WHAT TO PRODUCE: Update the listing below by changing every "number-item" to "numeral-item" and leaving all other text as it is.

RECORDS PROVIDED:
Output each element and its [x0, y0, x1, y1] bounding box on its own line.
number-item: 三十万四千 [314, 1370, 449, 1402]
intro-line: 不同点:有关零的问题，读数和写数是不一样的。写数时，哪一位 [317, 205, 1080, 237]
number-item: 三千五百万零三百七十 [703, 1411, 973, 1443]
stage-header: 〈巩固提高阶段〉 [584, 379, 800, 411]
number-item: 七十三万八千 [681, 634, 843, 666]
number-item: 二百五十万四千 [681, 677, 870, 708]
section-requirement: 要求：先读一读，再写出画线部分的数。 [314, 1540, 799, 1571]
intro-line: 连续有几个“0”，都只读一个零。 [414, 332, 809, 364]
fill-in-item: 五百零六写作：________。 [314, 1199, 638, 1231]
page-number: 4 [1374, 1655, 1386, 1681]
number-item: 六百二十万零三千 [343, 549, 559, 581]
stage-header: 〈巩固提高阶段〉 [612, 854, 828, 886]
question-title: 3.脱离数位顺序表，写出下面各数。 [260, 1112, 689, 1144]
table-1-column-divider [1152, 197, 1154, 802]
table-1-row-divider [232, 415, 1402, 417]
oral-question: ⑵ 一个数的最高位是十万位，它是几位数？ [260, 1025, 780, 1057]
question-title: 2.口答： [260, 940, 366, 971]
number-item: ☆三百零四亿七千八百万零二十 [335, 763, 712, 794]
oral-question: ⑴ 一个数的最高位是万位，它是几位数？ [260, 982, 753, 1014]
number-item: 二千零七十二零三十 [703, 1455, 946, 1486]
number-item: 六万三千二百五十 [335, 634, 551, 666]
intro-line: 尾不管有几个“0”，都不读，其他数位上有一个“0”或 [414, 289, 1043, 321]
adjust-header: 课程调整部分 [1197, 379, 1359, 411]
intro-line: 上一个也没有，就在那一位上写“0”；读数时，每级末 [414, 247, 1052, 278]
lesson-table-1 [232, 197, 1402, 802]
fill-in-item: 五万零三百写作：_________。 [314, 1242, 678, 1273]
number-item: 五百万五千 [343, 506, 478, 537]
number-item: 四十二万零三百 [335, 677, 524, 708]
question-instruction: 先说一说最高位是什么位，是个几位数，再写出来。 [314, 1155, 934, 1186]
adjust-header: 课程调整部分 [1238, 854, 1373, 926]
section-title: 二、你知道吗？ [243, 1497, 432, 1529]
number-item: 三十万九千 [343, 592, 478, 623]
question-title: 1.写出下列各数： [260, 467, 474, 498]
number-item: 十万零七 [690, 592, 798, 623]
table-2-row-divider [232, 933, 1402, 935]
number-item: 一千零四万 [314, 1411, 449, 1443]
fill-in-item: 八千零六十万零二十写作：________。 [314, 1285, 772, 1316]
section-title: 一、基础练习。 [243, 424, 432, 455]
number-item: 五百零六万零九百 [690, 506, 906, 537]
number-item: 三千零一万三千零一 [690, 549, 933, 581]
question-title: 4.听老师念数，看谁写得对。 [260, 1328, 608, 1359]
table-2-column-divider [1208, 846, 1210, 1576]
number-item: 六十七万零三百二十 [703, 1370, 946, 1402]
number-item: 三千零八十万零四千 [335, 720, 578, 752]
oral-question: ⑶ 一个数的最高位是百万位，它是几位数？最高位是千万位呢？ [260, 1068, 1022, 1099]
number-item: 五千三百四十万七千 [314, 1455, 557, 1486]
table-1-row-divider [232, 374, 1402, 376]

OUTPUT OF THE EXERCISE:
Output each element and its [x0, y0, x1, y1] bounding box on its own line.
numeral-item: 三十万四千 [314, 1370, 449, 1402]
intro-line: 不同点:有关零的问题，读数和写数是不一样的。写数时，哪一位 [317, 205, 1080, 237]
numeral-item: 三千五百万零三百七十 [703, 1411, 973, 1443]
stage-header: 〈巩固提高阶段〉 [584, 379, 800, 411]
numeral-item: 七十三万八千 [681, 634, 843, 666]
numeral-item: 二百五十万四千 [681, 677, 870, 708]
section-requirement: 要求：先读一读，再写出画线部分的数。 [314, 1540, 799, 1571]
intro-line: 连续有几个“0”，都只读一个零。 [414, 332, 809, 364]
fill-in-item: 五百零六写作：________。 [314, 1199, 638, 1231]
page-number: 4 [1374, 1655, 1386, 1681]
numeral-item: 六百二十万零三千 [343, 549, 559, 581]
stage-header: 〈巩固提高阶段〉 [612, 854, 828, 886]
question-title: 3.脱离数位顺序表，写出下面各数。 [260, 1112, 689, 1144]
table-1-column-divider [1152, 197, 1154, 802]
table-1-row-divider [232, 415, 1402, 417]
oral-question: ⑵ 一个数的最高位是十万位，它是几位数？ [260, 1025, 780, 1057]
question-title: 2.口答： [260, 940, 366, 971]
numeral-item: ☆三百零四亿七千八百万零二十 [335, 763, 712, 794]
oral-question: ⑴ 一个数的最高位是万位，它是几位数？ [260, 982, 753, 1014]
numeral-item: 二千零七十二零三十 [703, 1455, 946, 1486]
numeral-item: 六万三千二百五十 [335, 634, 551, 666]
intro-line: 尾不管有几个“0”，都不读，其他数位上有一个“0”或 [414, 289, 1043, 321]
adjust-header: 课程调整部分 [1197, 379, 1359, 411]
intro-line: 上一个也没有，就在那一位上写“0”；读数时，每级末 [414, 247, 1052, 278]
lesson-table-1 [232, 197, 1402, 802]
fill-in-item: 五万零三百写作：_________。 [314, 1242, 678, 1273]
numeral-item: 五百万五千 [343, 506, 478, 537]
numeral-item: 四十二万零三百 [335, 677, 524, 708]
question-instruction: 先说一说最高位是什么位，是个几位数，再写出来。 [314, 1155, 934, 1186]
adjust-header: 课程调整部分 [1238, 854, 1373, 926]
section-title: 二、你知道吗？ [243, 1497, 432, 1529]
numeral-item: 三十万九千 [343, 592, 478, 623]
question-title: 1.写出下列各数： [260, 467, 474, 498]
numeral-item: 十万零七 [690, 592, 798, 623]
table-2-row-divider [232, 933, 1402, 935]
numeral-item: 一千零四万 [314, 1411, 449, 1443]
fill-in-item: 八千零六十万零二十写作：________。 [314, 1285, 772, 1316]
section-title: 一、基础练习。 [243, 424, 432, 455]
numeral-item: 五百零六万零九百 [690, 506, 906, 537]
numeral-item: 三千零一万三千零一 [690, 549, 933, 581]
question-title: 4.听老师念数，看谁写得对。 [260, 1328, 608, 1359]
table-2-column-divider [1208, 846, 1210, 1576]
numeral-item: 六十七万零三百二十 [703, 1370, 946, 1402]
numeral-item: 三千零八十万零四千 [335, 720, 578, 752]
oral-question: ⑶ 一个数的最高位是百万位，它是几位数？最高位是千万位呢？ [260, 1068, 1022, 1099]
numeral-item: 五千三百四十万七千 [314, 1455, 557, 1486]
table-1-row-divider [232, 374, 1402, 376]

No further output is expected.